Start of Data for this exercise
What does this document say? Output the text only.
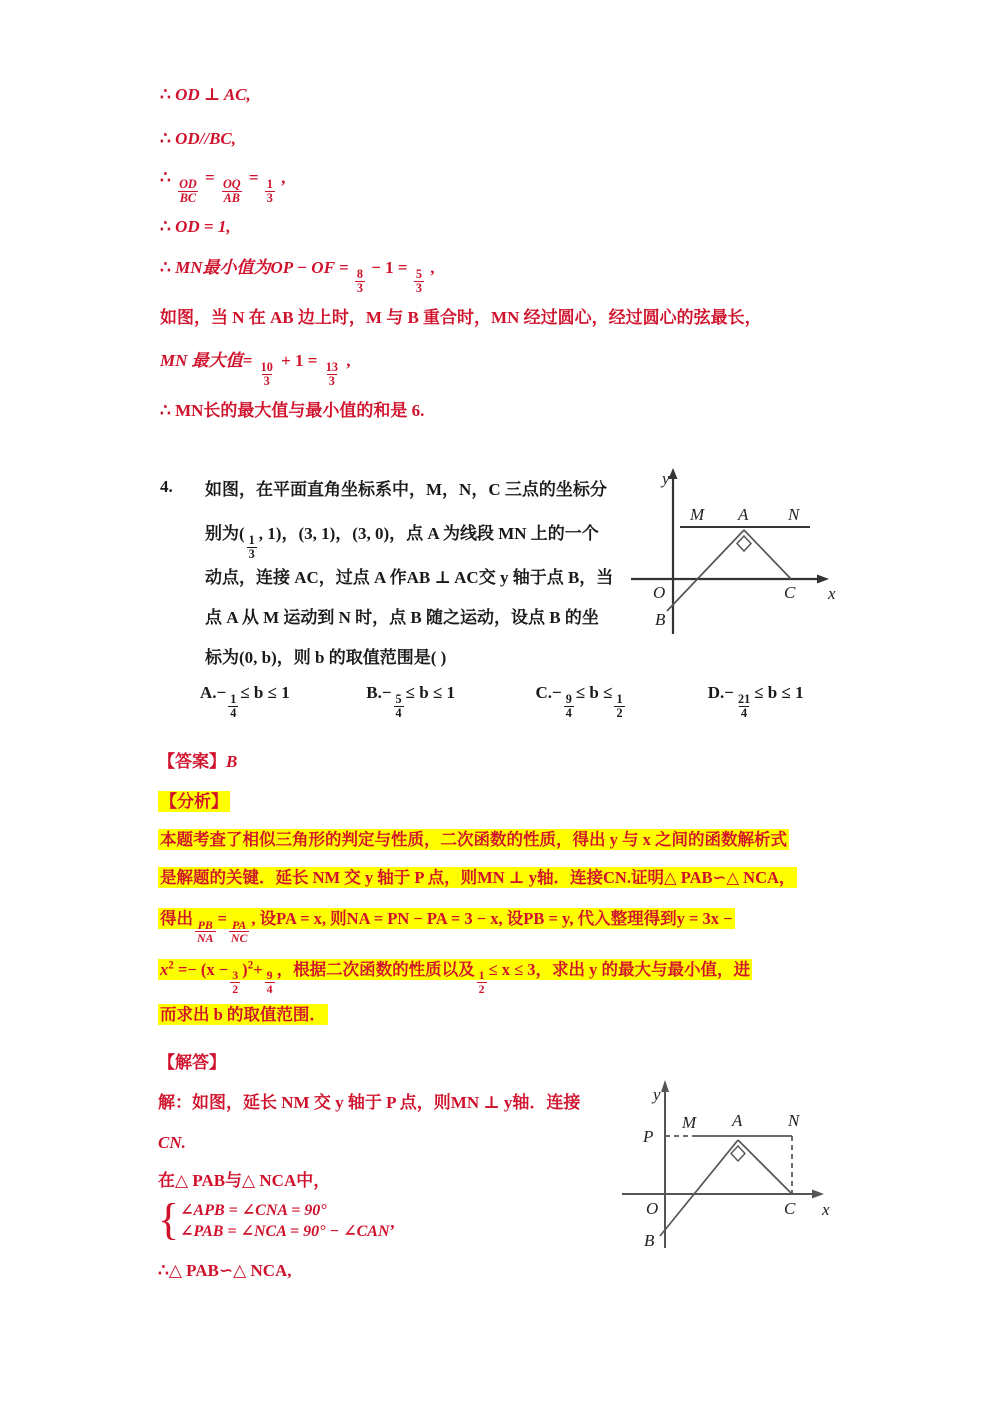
∴ OD ⊥ AC,
∴ OD//BC,
∴
$\frac{OD}{BC}$
=
$\frac{OQ}{AB}$
=
$\frac{1}{3}$
,
∴ OD = 1,
∴ MN最小值为OP − OF =
$\frac{8}{3}$
− 1 =
$\frac{5}{3}$
,
如图，当 N 在 AB 边上时，M 与 B 重合时，MN 经过圆心，经过圆心的弦最长，
MN 最大值=
$\frac{10}{3}$
+ 1 =
$\frac{13}{3}$
,
∴ MN长的最大值与最小值的和是 6.
4. 如图，在平面直角坐标系中，M，N，C 三点的坐标分
别为(
$\frac{1}{3}$
, 1)，(3, 1)，(3, 0)，点 A 为线段 MN 上的一个
动点，连接 AC，过点 A 作AB ⊥ AC交 y 轴于点 B，当
点 A 从 M 运动到 N 时，点 B 随之运动，设点 B 的坐
标为(0, b)，则 b 的取值范围是( )
A.−
$\frac{1}{4}$
≤ b ≤ 1	B.−
$\frac{5}{4}$
≤ b ≤ 1	C.−
$\frac{9}{4}$
≤ b ≤
$\frac{1}{2}$
D.−
$\frac{21}{4}$
≤ b ≤ 1
【答案】B
【分析】
本题考查了相似三角形的判定与性质，二次函数的性质，得出 y 与 x 之间的函数解析式
是解题的关键．延长 NM 交 y 轴于 P 点，则MN ⊥ y轴．连接CN.证明△ PAB∽△ NCA，
得出
$\frac{PB}{NA}$
=
$\frac{PA}{NC}$
, 设PA = x, 则NA = PN − PA = 3 − x, 设PB = y, 代入整理得到y = 3x −
$x^2 =- (x$ −
$\frac{3}{2}$
)$^2$+
$\frac{9}{4}$
，根据二次函数的性质以及
$\frac{1}{2}$
≤ x ≤ 3，求出 y 的最大与最小值，进
而求出 b 的取值范围．
【解答】
解：如图，延长 NM 交 y 轴于 P 点，则MN ⊥ y轴．连接
CN.
在△ PAB与△ NCA中，
{ ∠APB = ∠CNA = 90°
∠PAB = ∠NCA = 90° − ∠CAN ’
∴△ PAB∽△ NCA,
M A N
O
B
C
y
x
P
M A	N
O
B
C
y
x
End of Data for this exercise
[Exercise requirements]:
Leave out all pictures, then copy the remaining material exactly.

[Solution]:
What does this document say? Output the text only.
∴ OD ⊥ AC,
∴ OD//BC,
∴
$\frac{OD}{BC}$
=
$\frac{OQ}{AB}$
=
$\frac{1}{3}$
,
∴ OD = 1,
∴ MN最小值为OP − OF =
$\frac{8}{3}$
− 1 =
$\frac{5}{3}$
,
如图，当 N 在 AB 边上时，M 与 B 重合时，MN 经过圆心，经过圆心的弦最长，
MN 最大值=
$\frac{10}{3}$
+ 1 =
$\frac{13}{3}$
,
∴ MN长的最大值与最小值的和是 6.
4. 如图，在平面直角坐标系中，M，N，C 三点的坐标分
别为(
$\frac{1}{3}$
, 1)，(3, 1)，(3, 0)，点 A 为线段 MN 上的一个
动点，连接 AC，过点 A 作AB ⊥ AC交 y 轴于点 B，当
点 A 从 M 运动到 N 时，点 B 随之运动，设点 B 的坐
标为(0, b)，则 b 的取值范围是( )
A.−
$\frac{1}{4}$
≤ b ≤ 1	B.−
$\frac{5}{4}$
≤ b ≤ 1	C.−
$\frac{9}{4}$
≤ b ≤
$\frac{1}{2}$
D.−
$\frac{21}{4}$
≤ b ≤ 1
【答案】B
【分析】
本题考查了相似三角形的判定与性质，二次函数的性质，得出 y 与 x 之间的函数解析式
是解题的关键．延长 NM 交 y 轴于 P 点，则MN ⊥ y轴．连接CN.证明△ PAB∽△ NCA，
得出
$\frac{PB}{NA}$
=
$\frac{PA}{NC}$
, 设PA = x, 则NA = PN − PA = 3 − x, 设PB = y, 代入整理得到y = 3x −
$x^2 =- (x$ −
$\frac{3}{2}$
)$^2$+
$\frac{9}{4}$
，根据二次函数的性质以及
$\frac{1}{2}$
≤ x ≤ 3，求出 y 的最大与最小值，进
而求出 b 的取值范围．
【解答】
解：如图，延长 NM 交 y 轴于 P 点，则MN ⊥ y轴．连接
CN.
在△ PAB与△ NCA中，
{ ∠APB = ∠CNA = 90°
∠PAB = ∠NCA = 90° − ∠CAN ’
∴△ PAB∽△ NCA,
M A N
O
B
C
y
x
P
M A	N
O
B
C
y
x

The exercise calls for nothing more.